### Stored records
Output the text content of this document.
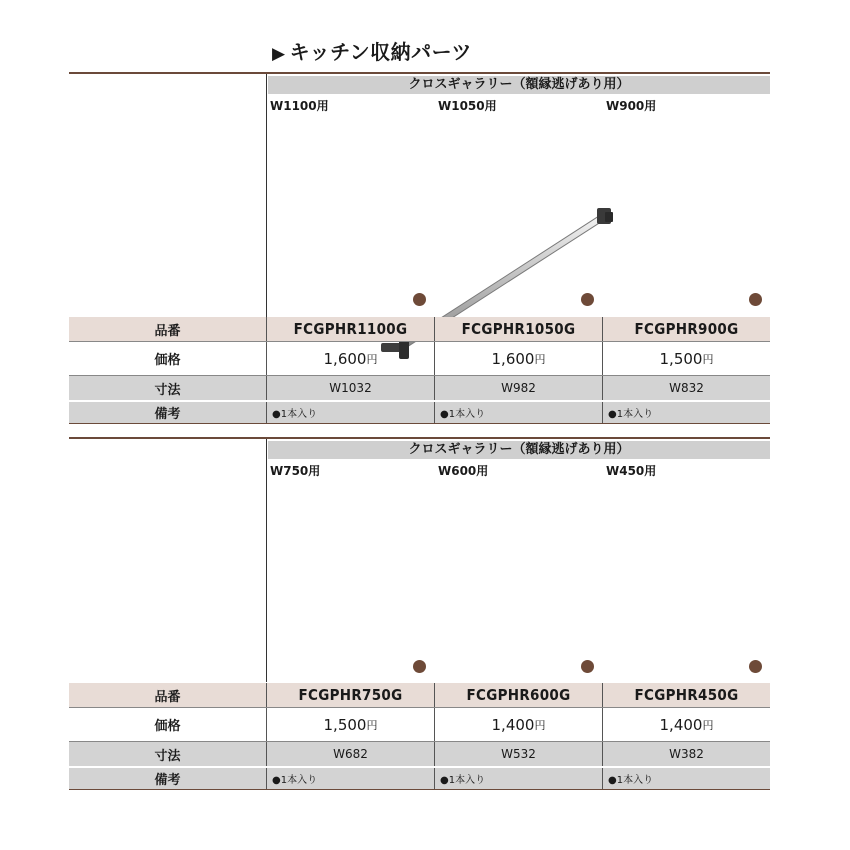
▶ キッチン収納パーツ
クロスギャラリー（額縁逃げあり用）
W1100用	W1050用	W900用
品番	FCGPHR1100G	FCGPHR1050G	FCGPHR900G
価格	1,600 円	1,600 円	1,500 円
寸法	W1032	W982	W832
備考	●1本入り	●1本入り	●1本入り
クロスギャラリー（額縁逃げあり用）
W750用	W600用	W450用
品番	FCGPHR750G	FCGPHR600G	FCGPHR450G
価格	1,500 円	1,400 円	1,400 円
寸法	W682	W532	W382
備考	●1本入り	●1本入り	●1本入り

### EXERCISE OBJECTIVE
Omit the pictures and output all of the other material exactly.

### WRITTEN RESPONSE
Output the text content of this document.
▶ キッチン収納パーツ
クロスギャラリー（額縁逃げあり用）
W1100用	W1050用	W900用
品番	FCGPHR1100G	FCGPHR1050G	FCGPHR900G
価格	1,600 円	1,600 円	1,500 円
寸法	W1032	W982	W832
備考	●1本入り	●1本入り	●1本入り
クロスギャラリー（額縁逃げあり用）
W750用	W600用	W450用
品番	FCGPHR750G	FCGPHR600G	FCGPHR450G
価格	1,500 円	1,400 円	1,400 円
寸法	W682	W532	W382
備考	●1本入り	●1本入り	●1本入り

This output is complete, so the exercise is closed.